**Records for processing:**
***
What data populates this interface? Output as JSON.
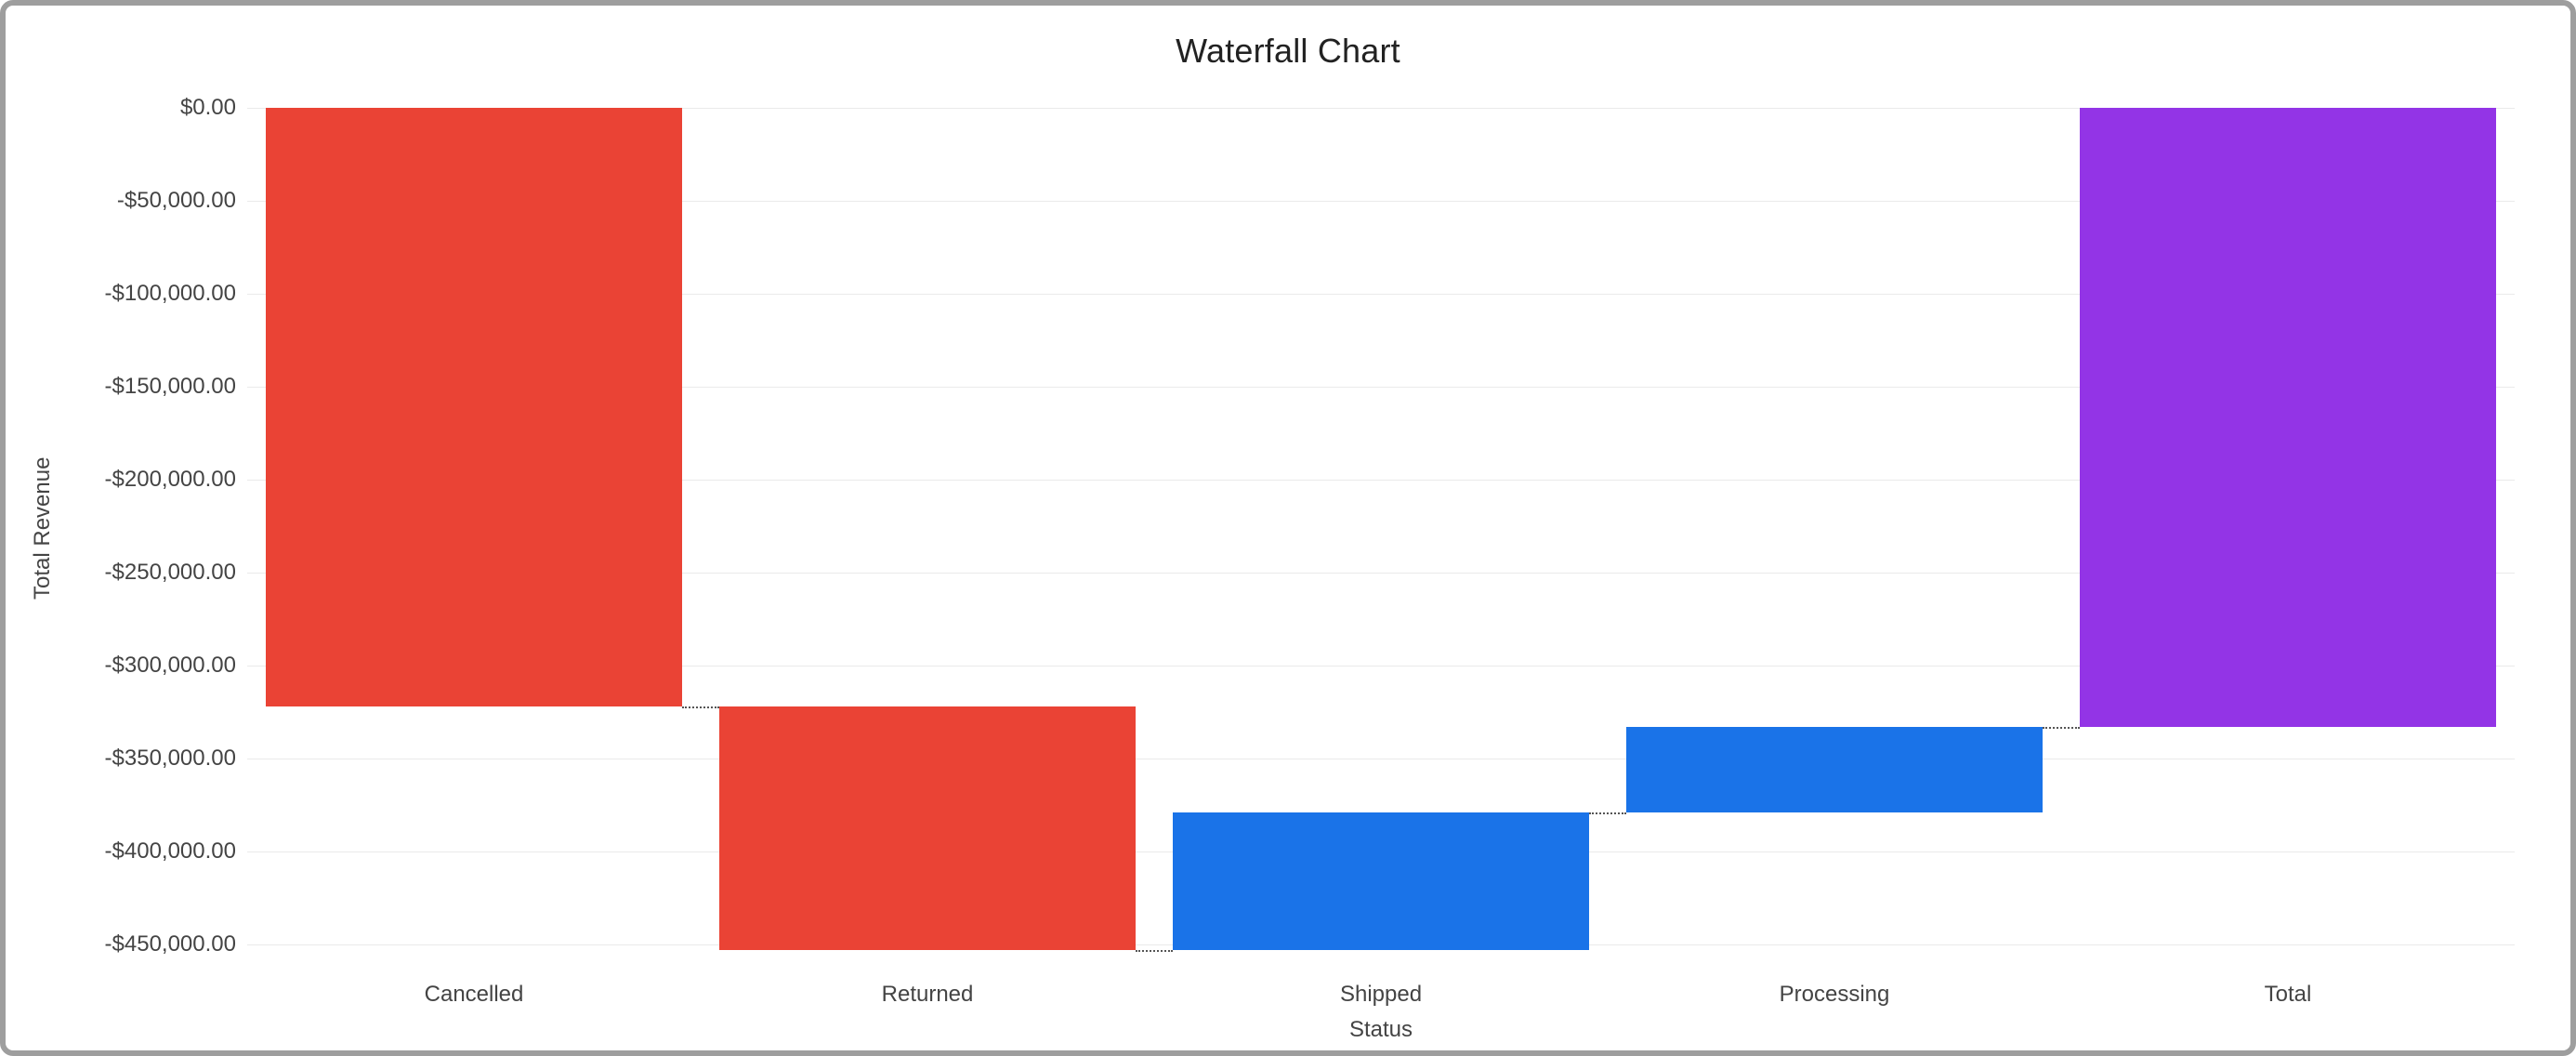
{
  "title": "Waterfall Chart",
  "ylabel": "Total Revenue",
  "xlabel": "Status",
  "chart_data": {
    "type": "bar",
    "subtype": "waterfall",
    "title": "Waterfall Chart",
    "xlabel": "Status",
    "ylabel": "Total Revenue",
    "ylim": [
      -460000,
      0
    ],
    "yticks": [
      0,
      -50000,
      -100000,
      -150000,
      -200000,
      -250000,
      -300000,
      -350000,
      -400000,
      -450000
    ],
    "ytick_labels": [
      "$0.00",
      "-$50,000.00",
      "-$100,000.00",
      "-$150,000.00",
      "-$200,000.00",
      "-$250,000.00",
      "-$300,000.00",
      "-$350,000.00",
      "-$400,000.00",
      "-$450,000.00"
    ],
    "categories": [
      "Cancelled",
      "Returned",
      "Shipped",
      "Processing",
      "Total"
    ],
    "series": [
      {
        "name": "Cancelled",
        "start": 0,
        "end": -322000,
        "delta": -322000,
        "kind": "decrease"
      },
      {
        "name": "Returned",
        "start": -322000,
        "end": -453000,
        "delta": -131000,
        "kind": "decrease"
      },
      {
        "name": "Shipped",
        "start": -453000,
        "end": -379000,
        "delta": 74000,
        "kind": "increase"
      },
      {
        "name": "Processing",
        "start": -379000,
        "end": -333000,
        "delta": 46000,
        "kind": "increase"
      },
      {
        "name": "Total",
        "start": 0,
        "end": -333000,
        "delta": -333000,
        "kind": "total"
      }
    ],
    "colors": {
      "decrease": "#ea4335",
      "increase": "#1a73e8",
      "total": "#9334e6"
    }
  }
}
***
**Short exercise:** Say how many lines in the entries contain the string "delta", and leave out everything else.

**Finished task:** 5